Required work »
Tally the lines below that contain the word "xlabel", and give only that number.

Dataset records
* * * *
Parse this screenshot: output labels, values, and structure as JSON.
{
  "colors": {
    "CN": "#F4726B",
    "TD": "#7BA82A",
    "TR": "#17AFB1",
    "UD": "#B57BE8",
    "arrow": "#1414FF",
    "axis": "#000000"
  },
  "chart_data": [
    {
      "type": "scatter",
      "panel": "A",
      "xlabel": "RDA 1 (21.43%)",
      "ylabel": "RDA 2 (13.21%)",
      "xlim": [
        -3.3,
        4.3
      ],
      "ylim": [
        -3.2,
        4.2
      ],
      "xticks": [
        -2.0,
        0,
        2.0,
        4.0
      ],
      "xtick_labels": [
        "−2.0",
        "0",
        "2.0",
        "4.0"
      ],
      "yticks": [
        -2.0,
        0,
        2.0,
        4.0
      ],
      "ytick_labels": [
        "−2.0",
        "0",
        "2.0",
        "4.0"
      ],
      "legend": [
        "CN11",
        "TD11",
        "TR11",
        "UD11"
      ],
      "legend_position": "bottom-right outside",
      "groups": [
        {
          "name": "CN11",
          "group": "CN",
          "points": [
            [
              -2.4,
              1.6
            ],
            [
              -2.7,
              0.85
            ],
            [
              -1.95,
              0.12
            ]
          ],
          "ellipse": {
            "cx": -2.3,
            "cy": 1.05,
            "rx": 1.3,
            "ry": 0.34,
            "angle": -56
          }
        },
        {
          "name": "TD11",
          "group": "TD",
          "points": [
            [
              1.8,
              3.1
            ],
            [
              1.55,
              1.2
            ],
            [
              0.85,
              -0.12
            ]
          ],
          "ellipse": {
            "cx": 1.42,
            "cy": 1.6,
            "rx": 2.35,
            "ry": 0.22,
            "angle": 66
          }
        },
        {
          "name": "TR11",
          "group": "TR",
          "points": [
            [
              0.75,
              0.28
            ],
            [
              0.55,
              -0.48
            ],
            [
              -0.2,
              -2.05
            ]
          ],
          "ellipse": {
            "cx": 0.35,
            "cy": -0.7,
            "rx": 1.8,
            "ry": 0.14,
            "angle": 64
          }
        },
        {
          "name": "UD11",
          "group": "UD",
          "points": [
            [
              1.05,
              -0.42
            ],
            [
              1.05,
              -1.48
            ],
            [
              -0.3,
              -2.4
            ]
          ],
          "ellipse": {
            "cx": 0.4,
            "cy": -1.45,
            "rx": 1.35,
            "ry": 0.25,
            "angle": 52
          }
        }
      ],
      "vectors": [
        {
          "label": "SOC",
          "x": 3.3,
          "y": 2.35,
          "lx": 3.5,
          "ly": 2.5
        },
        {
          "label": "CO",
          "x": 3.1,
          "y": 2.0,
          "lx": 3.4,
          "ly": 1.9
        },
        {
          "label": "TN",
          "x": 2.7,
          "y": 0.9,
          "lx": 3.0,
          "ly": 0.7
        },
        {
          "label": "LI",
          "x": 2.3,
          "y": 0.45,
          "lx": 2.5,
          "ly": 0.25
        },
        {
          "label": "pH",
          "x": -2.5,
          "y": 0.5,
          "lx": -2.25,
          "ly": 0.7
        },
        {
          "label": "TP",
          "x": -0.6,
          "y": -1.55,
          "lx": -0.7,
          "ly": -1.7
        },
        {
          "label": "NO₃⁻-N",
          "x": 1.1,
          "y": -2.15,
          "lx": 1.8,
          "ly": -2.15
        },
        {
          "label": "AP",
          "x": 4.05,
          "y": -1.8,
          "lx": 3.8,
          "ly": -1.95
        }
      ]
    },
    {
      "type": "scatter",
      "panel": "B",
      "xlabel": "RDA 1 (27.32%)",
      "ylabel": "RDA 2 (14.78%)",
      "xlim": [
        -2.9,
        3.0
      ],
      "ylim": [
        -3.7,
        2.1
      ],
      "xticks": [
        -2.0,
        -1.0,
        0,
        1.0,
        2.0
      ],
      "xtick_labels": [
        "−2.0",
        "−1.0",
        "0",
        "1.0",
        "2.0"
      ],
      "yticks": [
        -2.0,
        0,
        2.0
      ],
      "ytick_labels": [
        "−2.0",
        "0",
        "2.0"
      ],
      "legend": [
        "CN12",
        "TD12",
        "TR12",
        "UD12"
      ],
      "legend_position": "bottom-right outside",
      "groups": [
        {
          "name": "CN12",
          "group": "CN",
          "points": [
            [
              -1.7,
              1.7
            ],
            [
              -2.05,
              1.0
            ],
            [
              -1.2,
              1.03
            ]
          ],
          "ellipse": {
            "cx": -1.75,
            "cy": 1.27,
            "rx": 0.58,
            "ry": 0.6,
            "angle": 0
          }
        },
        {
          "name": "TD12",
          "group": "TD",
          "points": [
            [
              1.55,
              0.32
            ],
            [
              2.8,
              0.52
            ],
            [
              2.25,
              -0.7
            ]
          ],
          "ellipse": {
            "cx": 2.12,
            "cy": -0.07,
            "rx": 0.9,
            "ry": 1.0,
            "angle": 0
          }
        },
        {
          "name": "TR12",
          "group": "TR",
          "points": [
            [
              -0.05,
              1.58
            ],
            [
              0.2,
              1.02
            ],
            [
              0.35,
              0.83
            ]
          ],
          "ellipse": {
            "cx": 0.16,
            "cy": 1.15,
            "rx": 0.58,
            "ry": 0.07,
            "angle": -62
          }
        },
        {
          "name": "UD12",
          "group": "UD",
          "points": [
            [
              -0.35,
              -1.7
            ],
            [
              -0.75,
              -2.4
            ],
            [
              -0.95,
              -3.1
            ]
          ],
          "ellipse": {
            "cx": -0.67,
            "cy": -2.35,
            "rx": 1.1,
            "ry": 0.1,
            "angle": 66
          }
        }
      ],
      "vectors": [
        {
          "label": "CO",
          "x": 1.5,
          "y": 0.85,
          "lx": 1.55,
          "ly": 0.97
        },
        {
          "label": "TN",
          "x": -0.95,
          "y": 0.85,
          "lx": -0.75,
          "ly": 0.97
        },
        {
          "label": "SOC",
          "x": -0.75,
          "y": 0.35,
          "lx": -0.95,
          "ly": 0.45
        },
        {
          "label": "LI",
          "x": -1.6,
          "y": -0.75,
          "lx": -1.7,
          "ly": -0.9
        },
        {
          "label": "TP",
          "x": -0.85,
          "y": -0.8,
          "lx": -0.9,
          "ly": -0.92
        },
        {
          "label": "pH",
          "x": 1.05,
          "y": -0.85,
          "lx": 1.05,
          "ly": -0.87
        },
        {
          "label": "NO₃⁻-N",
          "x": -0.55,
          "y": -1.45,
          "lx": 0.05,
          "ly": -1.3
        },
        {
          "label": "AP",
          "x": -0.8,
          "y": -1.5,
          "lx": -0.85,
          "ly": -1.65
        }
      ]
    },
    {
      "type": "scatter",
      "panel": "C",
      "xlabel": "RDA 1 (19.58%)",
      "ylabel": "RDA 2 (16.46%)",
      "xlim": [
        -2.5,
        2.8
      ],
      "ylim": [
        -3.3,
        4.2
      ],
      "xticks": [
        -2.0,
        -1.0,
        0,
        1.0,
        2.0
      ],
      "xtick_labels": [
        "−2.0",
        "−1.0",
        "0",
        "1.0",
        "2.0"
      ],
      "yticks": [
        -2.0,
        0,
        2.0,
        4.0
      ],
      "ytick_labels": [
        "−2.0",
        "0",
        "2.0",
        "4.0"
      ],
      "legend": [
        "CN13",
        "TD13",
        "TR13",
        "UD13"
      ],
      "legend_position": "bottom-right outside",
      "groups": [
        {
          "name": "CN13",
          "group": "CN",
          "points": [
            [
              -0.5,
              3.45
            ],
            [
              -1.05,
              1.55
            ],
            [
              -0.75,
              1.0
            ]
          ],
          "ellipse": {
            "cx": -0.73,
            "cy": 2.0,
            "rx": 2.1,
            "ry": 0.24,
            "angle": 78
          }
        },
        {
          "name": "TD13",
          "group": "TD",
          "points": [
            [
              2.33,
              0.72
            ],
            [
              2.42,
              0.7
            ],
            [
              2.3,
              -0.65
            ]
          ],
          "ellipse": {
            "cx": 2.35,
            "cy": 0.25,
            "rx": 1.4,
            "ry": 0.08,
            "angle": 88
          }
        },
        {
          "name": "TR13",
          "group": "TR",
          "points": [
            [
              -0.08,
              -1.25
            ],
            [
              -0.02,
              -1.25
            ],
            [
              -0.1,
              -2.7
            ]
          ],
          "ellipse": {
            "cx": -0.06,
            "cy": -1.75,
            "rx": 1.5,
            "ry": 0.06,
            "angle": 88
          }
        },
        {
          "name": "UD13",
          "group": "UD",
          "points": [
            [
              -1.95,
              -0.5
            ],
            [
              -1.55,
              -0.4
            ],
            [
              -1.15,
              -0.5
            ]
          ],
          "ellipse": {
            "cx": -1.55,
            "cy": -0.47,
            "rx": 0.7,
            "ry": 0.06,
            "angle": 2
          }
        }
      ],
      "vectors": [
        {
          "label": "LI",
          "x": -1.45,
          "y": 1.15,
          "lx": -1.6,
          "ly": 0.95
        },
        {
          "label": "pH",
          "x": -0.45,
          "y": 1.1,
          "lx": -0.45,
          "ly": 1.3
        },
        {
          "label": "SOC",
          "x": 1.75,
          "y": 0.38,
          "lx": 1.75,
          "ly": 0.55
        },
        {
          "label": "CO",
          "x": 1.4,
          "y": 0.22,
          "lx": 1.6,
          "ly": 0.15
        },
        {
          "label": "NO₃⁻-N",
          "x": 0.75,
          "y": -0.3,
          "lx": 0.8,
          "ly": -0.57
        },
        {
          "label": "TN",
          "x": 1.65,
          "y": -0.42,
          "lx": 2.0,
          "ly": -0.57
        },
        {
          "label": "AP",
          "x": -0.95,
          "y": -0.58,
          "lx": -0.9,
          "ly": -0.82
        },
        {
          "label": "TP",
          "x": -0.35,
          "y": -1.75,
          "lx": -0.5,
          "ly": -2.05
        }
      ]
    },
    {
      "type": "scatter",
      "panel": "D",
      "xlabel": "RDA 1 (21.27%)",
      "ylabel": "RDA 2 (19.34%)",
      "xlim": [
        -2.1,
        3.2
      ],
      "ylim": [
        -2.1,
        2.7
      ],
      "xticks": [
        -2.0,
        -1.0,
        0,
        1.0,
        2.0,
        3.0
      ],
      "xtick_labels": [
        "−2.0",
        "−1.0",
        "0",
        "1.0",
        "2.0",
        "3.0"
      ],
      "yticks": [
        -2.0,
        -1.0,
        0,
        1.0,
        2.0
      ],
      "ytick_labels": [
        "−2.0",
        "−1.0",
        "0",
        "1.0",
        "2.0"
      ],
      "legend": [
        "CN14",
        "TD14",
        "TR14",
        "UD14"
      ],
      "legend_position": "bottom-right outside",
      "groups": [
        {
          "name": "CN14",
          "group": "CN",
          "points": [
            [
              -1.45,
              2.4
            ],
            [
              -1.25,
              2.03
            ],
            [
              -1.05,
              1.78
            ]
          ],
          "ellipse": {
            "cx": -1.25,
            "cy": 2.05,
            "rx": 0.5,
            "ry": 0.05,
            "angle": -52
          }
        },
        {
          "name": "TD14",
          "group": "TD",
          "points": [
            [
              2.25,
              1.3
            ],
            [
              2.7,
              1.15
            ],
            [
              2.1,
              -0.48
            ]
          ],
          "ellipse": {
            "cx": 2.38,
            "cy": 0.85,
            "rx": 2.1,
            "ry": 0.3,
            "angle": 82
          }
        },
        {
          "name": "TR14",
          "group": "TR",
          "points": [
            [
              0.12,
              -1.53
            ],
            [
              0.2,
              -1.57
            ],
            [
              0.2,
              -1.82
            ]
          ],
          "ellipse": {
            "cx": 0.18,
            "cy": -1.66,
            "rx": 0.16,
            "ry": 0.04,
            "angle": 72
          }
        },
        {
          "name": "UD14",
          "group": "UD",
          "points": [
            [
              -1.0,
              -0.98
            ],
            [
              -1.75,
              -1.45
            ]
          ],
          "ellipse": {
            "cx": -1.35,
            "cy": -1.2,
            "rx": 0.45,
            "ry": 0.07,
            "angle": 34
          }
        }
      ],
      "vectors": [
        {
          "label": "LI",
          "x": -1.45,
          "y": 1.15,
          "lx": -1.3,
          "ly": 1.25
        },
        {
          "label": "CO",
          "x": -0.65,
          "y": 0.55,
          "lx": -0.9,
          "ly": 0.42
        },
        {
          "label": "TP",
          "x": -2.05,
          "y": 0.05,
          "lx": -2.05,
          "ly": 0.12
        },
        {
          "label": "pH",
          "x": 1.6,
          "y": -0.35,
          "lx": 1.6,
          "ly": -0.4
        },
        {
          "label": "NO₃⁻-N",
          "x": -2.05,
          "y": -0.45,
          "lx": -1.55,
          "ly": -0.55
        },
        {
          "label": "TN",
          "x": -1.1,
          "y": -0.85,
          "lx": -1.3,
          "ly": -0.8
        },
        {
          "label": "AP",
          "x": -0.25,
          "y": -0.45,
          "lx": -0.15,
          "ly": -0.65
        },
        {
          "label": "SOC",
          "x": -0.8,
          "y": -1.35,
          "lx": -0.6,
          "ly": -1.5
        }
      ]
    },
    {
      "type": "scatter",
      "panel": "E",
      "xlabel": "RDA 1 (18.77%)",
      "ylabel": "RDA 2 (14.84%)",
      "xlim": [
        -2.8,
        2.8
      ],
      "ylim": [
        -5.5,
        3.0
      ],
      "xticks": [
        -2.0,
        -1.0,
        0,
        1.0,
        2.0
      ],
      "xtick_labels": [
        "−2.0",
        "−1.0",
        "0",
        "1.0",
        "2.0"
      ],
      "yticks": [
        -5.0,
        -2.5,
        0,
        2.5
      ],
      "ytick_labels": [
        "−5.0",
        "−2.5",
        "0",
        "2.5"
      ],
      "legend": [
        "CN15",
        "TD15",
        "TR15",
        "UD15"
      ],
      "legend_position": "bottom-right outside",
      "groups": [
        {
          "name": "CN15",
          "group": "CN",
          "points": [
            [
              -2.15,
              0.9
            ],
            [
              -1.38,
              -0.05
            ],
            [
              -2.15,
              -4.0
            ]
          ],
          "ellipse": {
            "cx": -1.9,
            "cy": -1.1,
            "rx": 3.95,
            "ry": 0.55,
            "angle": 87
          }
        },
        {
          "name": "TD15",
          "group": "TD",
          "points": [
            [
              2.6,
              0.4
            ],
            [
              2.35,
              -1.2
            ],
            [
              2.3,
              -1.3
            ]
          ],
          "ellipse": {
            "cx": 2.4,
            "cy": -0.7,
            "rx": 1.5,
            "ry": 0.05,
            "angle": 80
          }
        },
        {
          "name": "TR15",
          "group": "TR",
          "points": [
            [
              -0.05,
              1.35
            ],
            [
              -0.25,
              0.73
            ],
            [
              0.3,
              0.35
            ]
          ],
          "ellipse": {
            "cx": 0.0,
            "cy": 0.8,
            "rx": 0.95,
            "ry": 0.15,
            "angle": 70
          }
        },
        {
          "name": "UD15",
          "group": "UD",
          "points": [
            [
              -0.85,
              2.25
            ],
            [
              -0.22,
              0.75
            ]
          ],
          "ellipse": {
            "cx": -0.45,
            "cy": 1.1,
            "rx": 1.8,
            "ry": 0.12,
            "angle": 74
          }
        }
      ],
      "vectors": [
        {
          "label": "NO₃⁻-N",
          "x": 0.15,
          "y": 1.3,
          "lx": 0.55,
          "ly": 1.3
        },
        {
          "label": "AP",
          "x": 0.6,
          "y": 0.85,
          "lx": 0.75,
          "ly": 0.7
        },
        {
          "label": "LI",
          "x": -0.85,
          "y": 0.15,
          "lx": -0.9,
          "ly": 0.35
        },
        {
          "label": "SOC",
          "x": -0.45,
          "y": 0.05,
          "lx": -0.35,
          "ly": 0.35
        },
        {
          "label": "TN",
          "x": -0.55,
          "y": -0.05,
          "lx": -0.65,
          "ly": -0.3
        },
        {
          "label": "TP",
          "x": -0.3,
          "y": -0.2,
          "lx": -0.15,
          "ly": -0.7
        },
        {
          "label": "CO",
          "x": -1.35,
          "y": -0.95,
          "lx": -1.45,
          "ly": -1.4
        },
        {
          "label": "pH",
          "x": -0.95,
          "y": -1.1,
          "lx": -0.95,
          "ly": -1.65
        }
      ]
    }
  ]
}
* * * *
Response to the exercise »
5